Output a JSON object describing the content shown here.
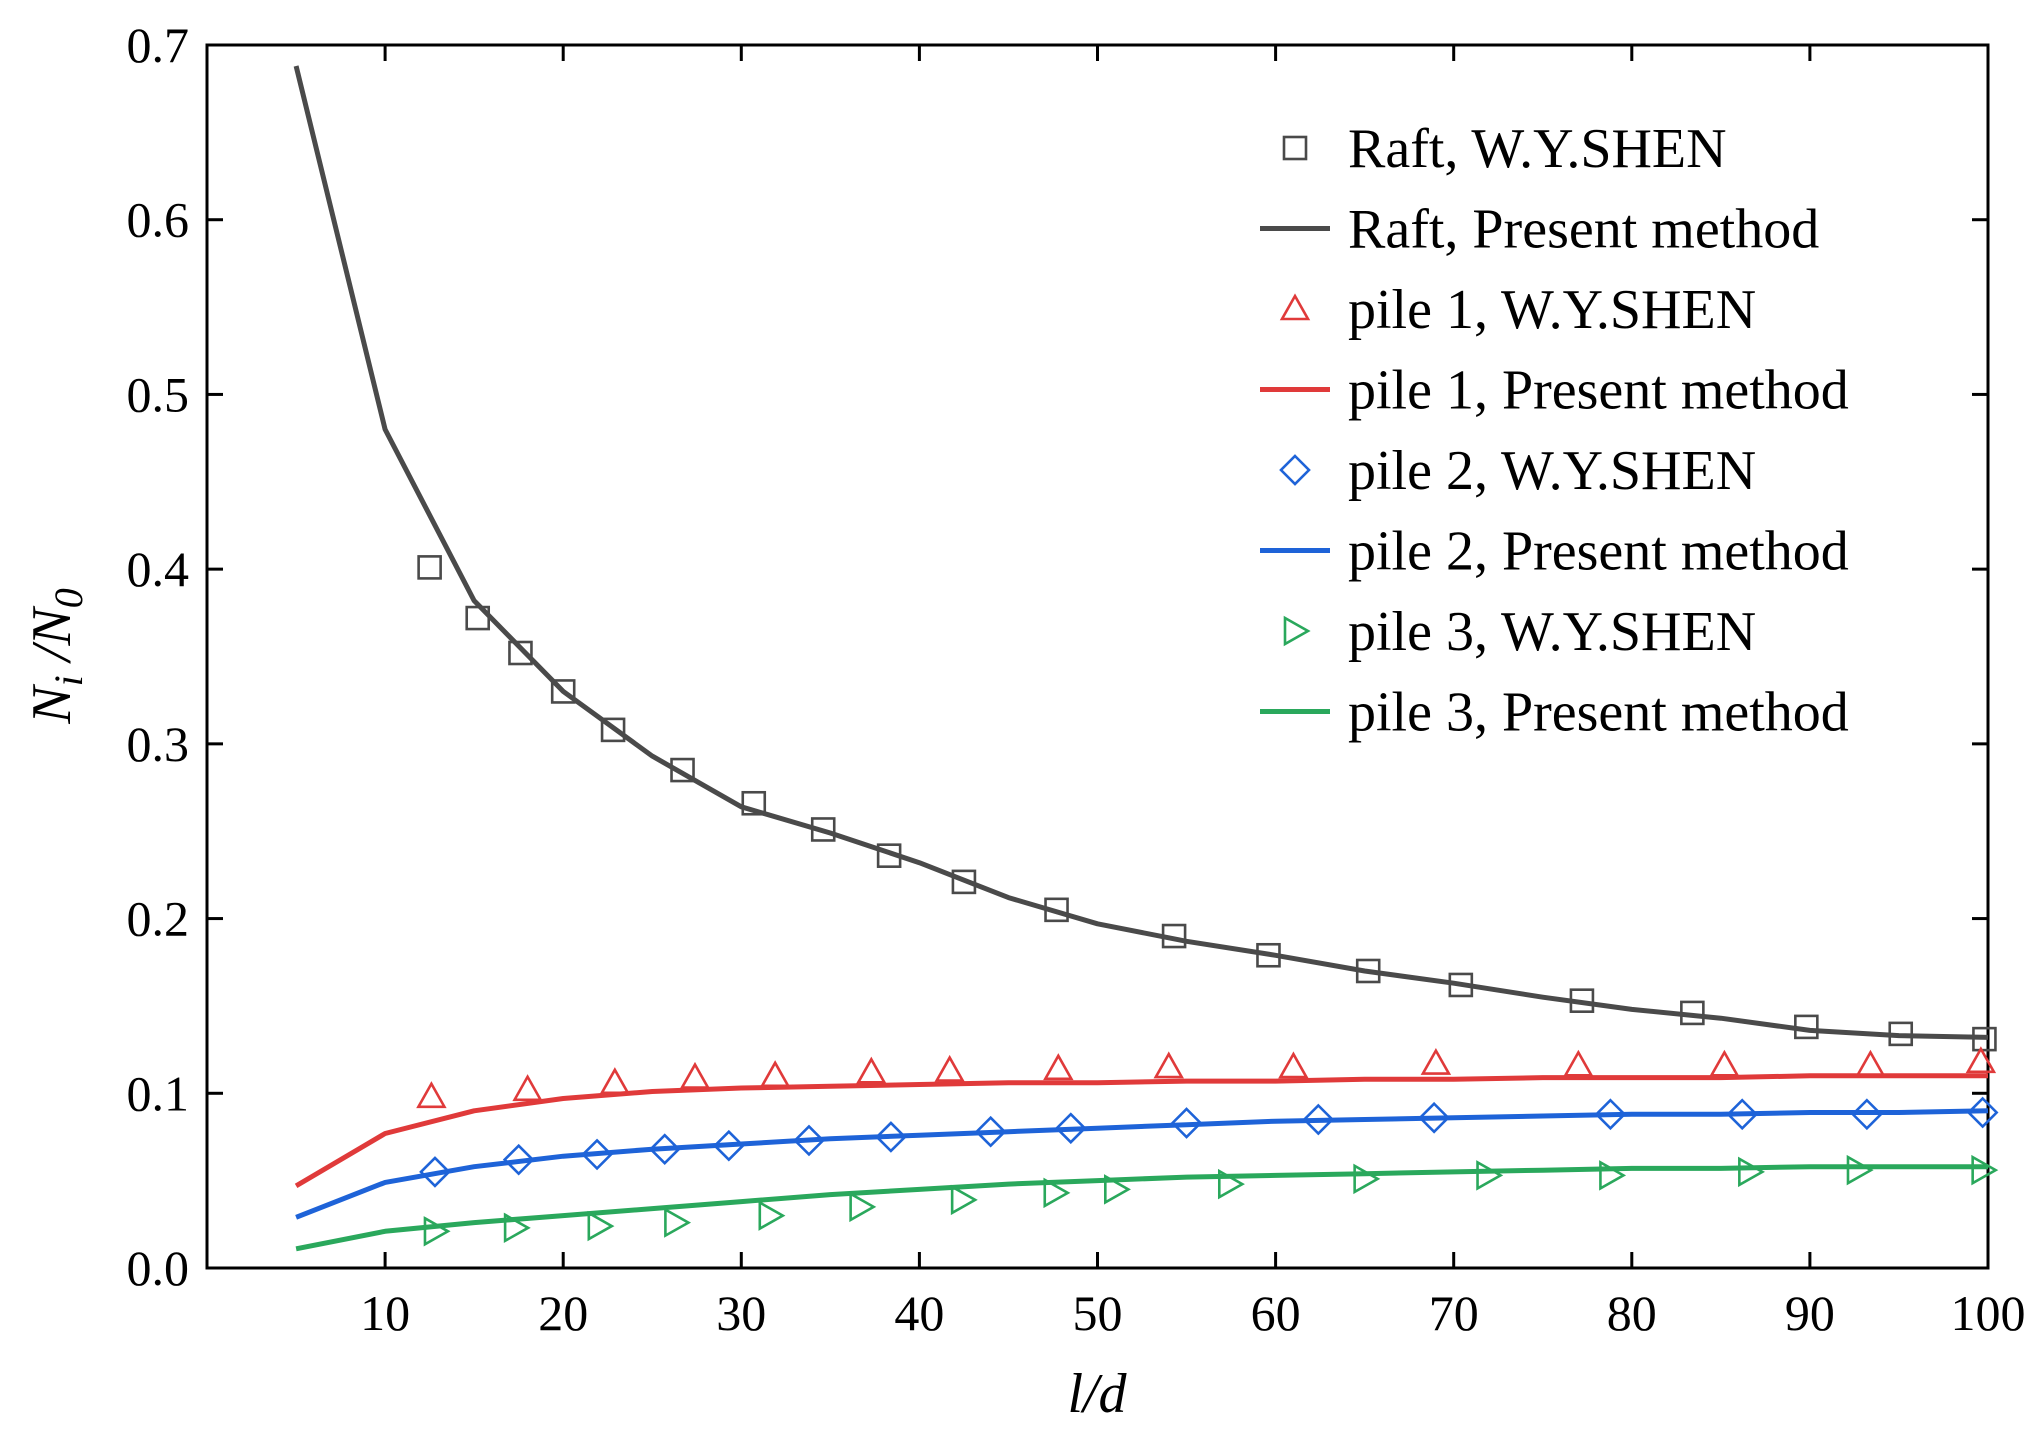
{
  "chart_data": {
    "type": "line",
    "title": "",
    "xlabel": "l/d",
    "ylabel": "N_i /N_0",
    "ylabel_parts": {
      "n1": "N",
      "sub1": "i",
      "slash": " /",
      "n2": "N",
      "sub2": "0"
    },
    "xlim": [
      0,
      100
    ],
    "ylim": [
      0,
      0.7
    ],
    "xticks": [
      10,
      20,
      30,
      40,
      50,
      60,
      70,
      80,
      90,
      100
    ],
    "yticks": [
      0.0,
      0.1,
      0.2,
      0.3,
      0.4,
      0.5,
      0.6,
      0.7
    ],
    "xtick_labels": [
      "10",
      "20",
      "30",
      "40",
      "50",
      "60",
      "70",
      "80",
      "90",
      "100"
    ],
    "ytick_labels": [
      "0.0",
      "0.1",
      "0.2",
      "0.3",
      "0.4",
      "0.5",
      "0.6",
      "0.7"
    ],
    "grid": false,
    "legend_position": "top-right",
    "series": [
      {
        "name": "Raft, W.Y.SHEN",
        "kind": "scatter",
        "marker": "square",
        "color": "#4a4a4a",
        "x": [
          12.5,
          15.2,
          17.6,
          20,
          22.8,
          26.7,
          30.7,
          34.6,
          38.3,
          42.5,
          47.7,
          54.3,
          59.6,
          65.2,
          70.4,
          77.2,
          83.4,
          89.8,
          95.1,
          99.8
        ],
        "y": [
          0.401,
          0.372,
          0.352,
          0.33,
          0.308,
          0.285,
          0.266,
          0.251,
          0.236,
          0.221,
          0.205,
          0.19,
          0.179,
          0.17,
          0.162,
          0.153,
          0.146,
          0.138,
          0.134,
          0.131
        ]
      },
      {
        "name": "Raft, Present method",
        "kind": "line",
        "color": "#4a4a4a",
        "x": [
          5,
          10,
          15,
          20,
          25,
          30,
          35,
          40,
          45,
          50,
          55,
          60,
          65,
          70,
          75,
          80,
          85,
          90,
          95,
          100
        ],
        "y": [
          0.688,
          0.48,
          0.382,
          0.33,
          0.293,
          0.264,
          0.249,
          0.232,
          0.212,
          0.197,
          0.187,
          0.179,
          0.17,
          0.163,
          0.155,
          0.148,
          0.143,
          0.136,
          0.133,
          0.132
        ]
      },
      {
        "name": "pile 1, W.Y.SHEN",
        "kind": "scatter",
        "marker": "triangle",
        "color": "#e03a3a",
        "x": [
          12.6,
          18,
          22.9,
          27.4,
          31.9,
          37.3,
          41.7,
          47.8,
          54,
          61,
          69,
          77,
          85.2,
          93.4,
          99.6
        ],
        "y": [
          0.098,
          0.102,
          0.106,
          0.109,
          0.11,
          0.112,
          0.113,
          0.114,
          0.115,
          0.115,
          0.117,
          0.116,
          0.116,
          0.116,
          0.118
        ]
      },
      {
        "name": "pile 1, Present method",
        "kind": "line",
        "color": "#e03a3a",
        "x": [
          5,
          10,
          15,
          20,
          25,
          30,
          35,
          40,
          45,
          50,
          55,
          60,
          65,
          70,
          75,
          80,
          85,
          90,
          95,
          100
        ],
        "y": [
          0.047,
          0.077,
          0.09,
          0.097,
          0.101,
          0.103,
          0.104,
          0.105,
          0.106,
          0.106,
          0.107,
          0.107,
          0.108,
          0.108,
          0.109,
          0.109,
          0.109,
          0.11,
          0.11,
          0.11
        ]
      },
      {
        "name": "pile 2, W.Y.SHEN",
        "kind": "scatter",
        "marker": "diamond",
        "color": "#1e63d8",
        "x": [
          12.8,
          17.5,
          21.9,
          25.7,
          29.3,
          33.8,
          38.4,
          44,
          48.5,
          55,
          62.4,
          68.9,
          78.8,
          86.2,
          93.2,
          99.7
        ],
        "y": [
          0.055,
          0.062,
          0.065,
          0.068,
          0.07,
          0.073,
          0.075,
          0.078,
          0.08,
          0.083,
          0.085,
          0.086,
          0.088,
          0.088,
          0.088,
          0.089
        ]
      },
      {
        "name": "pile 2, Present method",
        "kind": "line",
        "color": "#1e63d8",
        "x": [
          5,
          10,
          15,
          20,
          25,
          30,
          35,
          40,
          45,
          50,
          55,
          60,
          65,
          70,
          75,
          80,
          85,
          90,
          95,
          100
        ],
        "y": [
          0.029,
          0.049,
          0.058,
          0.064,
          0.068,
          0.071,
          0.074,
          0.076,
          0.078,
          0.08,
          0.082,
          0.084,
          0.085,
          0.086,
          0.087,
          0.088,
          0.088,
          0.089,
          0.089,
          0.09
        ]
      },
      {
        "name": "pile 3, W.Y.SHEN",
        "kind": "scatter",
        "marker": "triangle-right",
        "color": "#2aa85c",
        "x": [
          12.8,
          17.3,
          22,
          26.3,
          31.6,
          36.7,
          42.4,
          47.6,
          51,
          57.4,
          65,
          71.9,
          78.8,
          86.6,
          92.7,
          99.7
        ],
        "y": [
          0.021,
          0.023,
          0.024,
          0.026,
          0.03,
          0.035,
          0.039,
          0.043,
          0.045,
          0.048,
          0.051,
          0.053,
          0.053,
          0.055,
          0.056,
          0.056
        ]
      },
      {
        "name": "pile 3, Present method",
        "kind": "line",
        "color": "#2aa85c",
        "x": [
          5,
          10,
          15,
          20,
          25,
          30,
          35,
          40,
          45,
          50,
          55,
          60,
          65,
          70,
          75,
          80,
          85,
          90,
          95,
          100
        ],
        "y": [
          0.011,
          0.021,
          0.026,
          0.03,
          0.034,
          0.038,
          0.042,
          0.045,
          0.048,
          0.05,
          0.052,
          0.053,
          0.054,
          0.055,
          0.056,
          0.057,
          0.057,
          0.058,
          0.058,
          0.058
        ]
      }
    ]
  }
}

========================

Stated goal: Reproduce the data above in full, exactly as it is, with the pictures left out.

Response:
Output a JSON object describing the content shown here.
{
  "chart_data": {
    "type": "line",
    "title": "",
    "xlabel": "l/d",
    "ylabel": "N_i /N_0",
    "ylabel_parts": {
      "n1": "N",
      "sub1": "i",
      "slash": " /",
      "n2": "N",
      "sub2": "0"
    },
    "xlim": [
      0,
      100
    ],
    "ylim": [
      0,
      0.7
    ],
    "xticks": [
      10,
      20,
      30,
      40,
      50,
      60,
      70,
      80,
      90,
      100
    ],
    "yticks": [
      0.0,
      0.1,
      0.2,
      0.3,
      0.4,
      0.5,
      0.6,
      0.7
    ],
    "xtick_labels": [
      "10",
      "20",
      "30",
      "40",
      "50",
      "60",
      "70",
      "80",
      "90",
      "100"
    ],
    "ytick_labels": [
      "0.0",
      "0.1",
      "0.2",
      "0.3",
      "0.4",
      "0.5",
      "0.6",
      "0.7"
    ],
    "grid": false,
    "legend_position": "top-right",
    "series": [
      {
        "name": "Raft, W.Y.SHEN",
        "kind": "scatter",
        "marker": "square",
        "color": "#4a4a4a",
        "x": [
          12.5,
          15.2,
          17.6,
          20,
          22.8,
          26.7,
          30.7,
          34.6,
          38.3,
          42.5,
          47.7,
          54.3,
          59.6,
          65.2,
          70.4,
          77.2,
          83.4,
          89.8,
          95.1,
          99.8
        ],
        "y": [
          0.401,
          0.372,
          0.352,
          0.33,
          0.308,
          0.285,
          0.266,
          0.251,
          0.236,
          0.221,
          0.205,
          0.19,
          0.179,
          0.17,
          0.162,
          0.153,
          0.146,
          0.138,
          0.134,
          0.131
        ]
      },
      {
        "name": "Raft, Present method",
        "kind": "line",
        "color": "#4a4a4a",
        "x": [
          5,
          10,
          15,
          20,
          25,
          30,
          35,
          40,
          45,
          50,
          55,
          60,
          65,
          70,
          75,
          80,
          85,
          90,
          95,
          100
        ],
        "y": [
          0.688,
          0.48,
          0.382,
          0.33,
          0.293,
          0.264,
          0.249,
          0.232,
          0.212,
          0.197,
          0.187,
          0.179,
          0.17,
          0.163,
          0.155,
          0.148,
          0.143,
          0.136,
          0.133,
          0.132
        ]
      },
      {
        "name": "pile 1, W.Y.SHEN",
        "kind": "scatter",
        "marker": "triangle",
        "color": "#e03a3a",
        "x": [
          12.6,
          18,
          22.9,
          27.4,
          31.9,
          37.3,
          41.7,
          47.8,
          54,
          61,
          69,
          77,
          85.2,
          93.4,
          99.6
        ],
        "y": [
          0.098,
          0.102,
          0.106,
          0.109,
          0.11,
          0.112,
          0.113,
          0.114,
          0.115,
          0.115,
          0.117,
          0.116,
          0.116,
          0.116,
          0.118
        ]
      },
      {
        "name": "pile 1, Present method",
        "kind": "line",
        "color": "#e03a3a",
        "x": [
          5,
          10,
          15,
          20,
          25,
          30,
          35,
          40,
          45,
          50,
          55,
          60,
          65,
          70,
          75,
          80,
          85,
          90,
          95,
          100
        ],
        "y": [
          0.047,
          0.077,
          0.09,
          0.097,
          0.101,
          0.103,
          0.104,
          0.105,
          0.106,
          0.106,
          0.107,
          0.107,
          0.108,
          0.108,
          0.109,
          0.109,
          0.109,
          0.11,
          0.11,
          0.11
        ]
      },
      {
        "name": "pile 2, W.Y.SHEN",
        "kind": "scatter",
        "marker": "diamond",
        "color": "#1e63d8",
        "x": [
          12.8,
          17.5,
          21.9,
          25.7,
          29.3,
          33.8,
          38.4,
          44,
          48.5,
          55,
          62.4,
          68.9,
          78.8,
          86.2,
          93.2,
          99.7
        ],
        "y": [
          0.055,
          0.062,
          0.065,
          0.068,
          0.07,
          0.073,
          0.075,
          0.078,
          0.08,
          0.083,
          0.085,
          0.086,
          0.088,
          0.088,
          0.088,
          0.089
        ]
      },
      {
        "name": "pile 2, Present method",
        "kind": "line",
        "color": "#1e63d8",
        "x": [
          5,
          10,
          15,
          20,
          25,
          30,
          35,
          40,
          45,
          50,
          55,
          60,
          65,
          70,
          75,
          80,
          85,
          90,
          95,
          100
        ],
        "y": [
          0.029,
          0.049,
          0.058,
          0.064,
          0.068,
          0.071,
          0.074,
          0.076,
          0.078,
          0.08,
          0.082,
          0.084,
          0.085,
          0.086,
          0.087,
          0.088,
          0.088,
          0.089,
          0.089,
          0.09
        ]
      },
      {
        "name": "pile 3, W.Y.SHEN",
        "kind": "scatter",
        "marker": "triangle-right",
        "color": "#2aa85c",
        "x": [
          12.8,
          17.3,
          22,
          26.3,
          31.6,
          36.7,
          42.4,
          47.6,
          51,
          57.4,
          65,
          71.9,
          78.8,
          86.6,
          92.7,
          99.7
        ],
        "y": [
          0.021,
          0.023,
          0.024,
          0.026,
          0.03,
          0.035,
          0.039,
          0.043,
          0.045,
          0.048,
          0.051,
          0.053,
          0.053,
          0.055,
          0.056,
          0.056
        ]
      },
      {
        "name": "pile 3, Present method",
        "kind": "line",
        "color": "#2aa85c",
        "x": [
          5,
          10,
          15,
          20,
          25,
          30,
          35,
          40,
          45,
          50,
          55,
          60,
          65,
          70,
          75,
          80,
          85,
          90,
          95,
          100
        ],
        "y": [
          0.011,
          0.021,
          0.026,
          0.03,
          0.034,
          0.038,
          0.042,
          0.045,
          0.048,
          0.05,
          0.052,
          0.053,
          0.054,
          0.055,
          0.056,
          0.057,
          0.057,
          0.058,
          0.058,
          0.058
        ]
      }
    ]
  }
}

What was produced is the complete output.